start INPUT

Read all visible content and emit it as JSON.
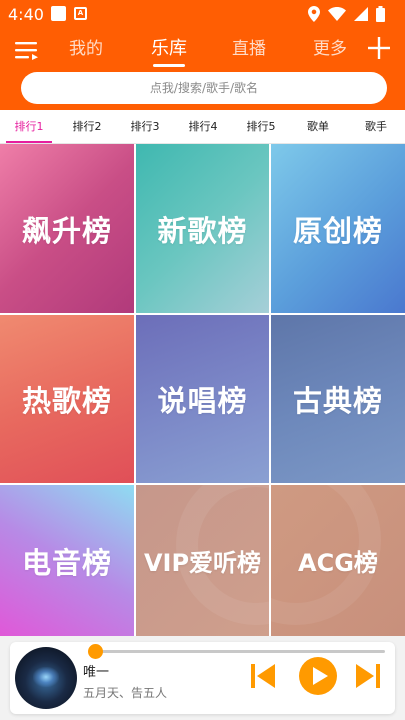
{
  "status_bar": {
    "time": "4:40",
    "icons": [
      "notification-square-icon",
      "a-box-icon",
      "location-icon",
      "wifi-icon",
      "signal-icon",
      "battery-icon"
    ]
  },
  "top_nav": {
    "menu_icon": "menu-icon",
    "tabs": [
      {
        "label": "我的",
        "active": false
      },
      {
        "label": "乐库",
        "active": true
      },
      {
        "label": "直播",
        "active": false
      },
      {
        "label": "更多",
        "active": false
      }
    ],
    "add_icon": "plus-icon"
  },
  "search": {
    "placeholder": "点我/搜索/歌手/歌名"
  },
  "category_tabs": [
    {
      "label": "排行1",
      "active": true
    },
    {
      "label": "排行2",
      "active": false
    },
    {
      "label": "排行3",
      "active": false
    },
    {
      "label": "排行4",
      "active": false
    },
    {
      "label": "排行5",
      "active": false
    },
    {
      "label": "歌单",
      "active": false
    },
    {
      "label": "歌手",
      "active": false
    }
  ],
  "grid": {
    "tiles": [
      {
        "label": "飙升榜"
      },
      {
        "label": "新歌榜"
      },
      {
        "label": "原创榜"
      },
      {
        "label": "热歌榜"
      },
      {
        "label": "说唱榜"
      },
      {
        "label": "古典榜"
      },
      {
        "label": "电音榜"
      },
      {
        "label": "VIP爱听榜"
      },
      {
        "label": "ACG榜"
      }
    ]
  },
  "player": {
    "song_title": "唯一",
    "artist": "五月天、告五人",
    "progress": 0.02,
    "controls": [
      "previous-icon",
      "play-icon",
      "next-icon"
    ]
  },
  "colors": {
    "header": "#ff5e03",
    "accent_tab": "#e61e9e",
    "player_accent": "#ff9a00"
  }
}
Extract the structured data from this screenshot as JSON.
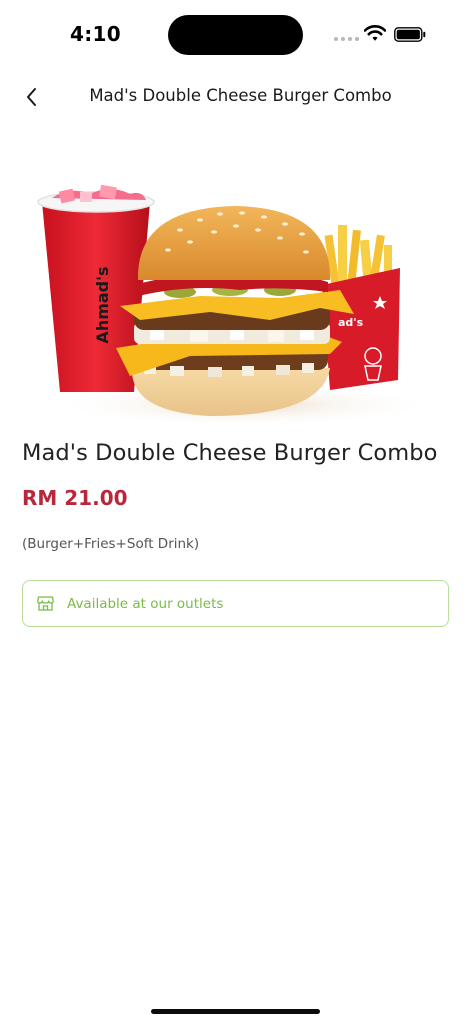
{
  "status_bar": {
    "time": "4:10",
    "icons": [
      "signal-icon",
      "wifi-icon",
      "battery-icon"
    ]
  },
  "header": {
    "title": "Mad's Double Cheese Burger Combo",
    "back_icon": "chevron-left-icon"
  },
  "product": {
    "image_brand_cup": "Ahmad's",
    "image_brand_fries": "ad's",
    "name": "Mad's Double Cheese Burger Combo",
    "price": "RM 21.00",
    "description": "(Burger+Fries+Soft Drink)",
    "availability": {
      "icon": "store-icon",
      "label": "Available at our outlets"
    }
  },
  "colors": {
    "price": "#b8273b",
    "availability_text": "#7bbb4a",
    "availability_border": "#b9dd9a"
  }
}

end INPUT

**THE REQUEST:**
Go through the material and select each line with the string "Double" in it.

**TASK RESULT:**
    "title": "Mad's Double Cheese Burger Combo",
    "name": "Mad's Double Cheese Burger Combo",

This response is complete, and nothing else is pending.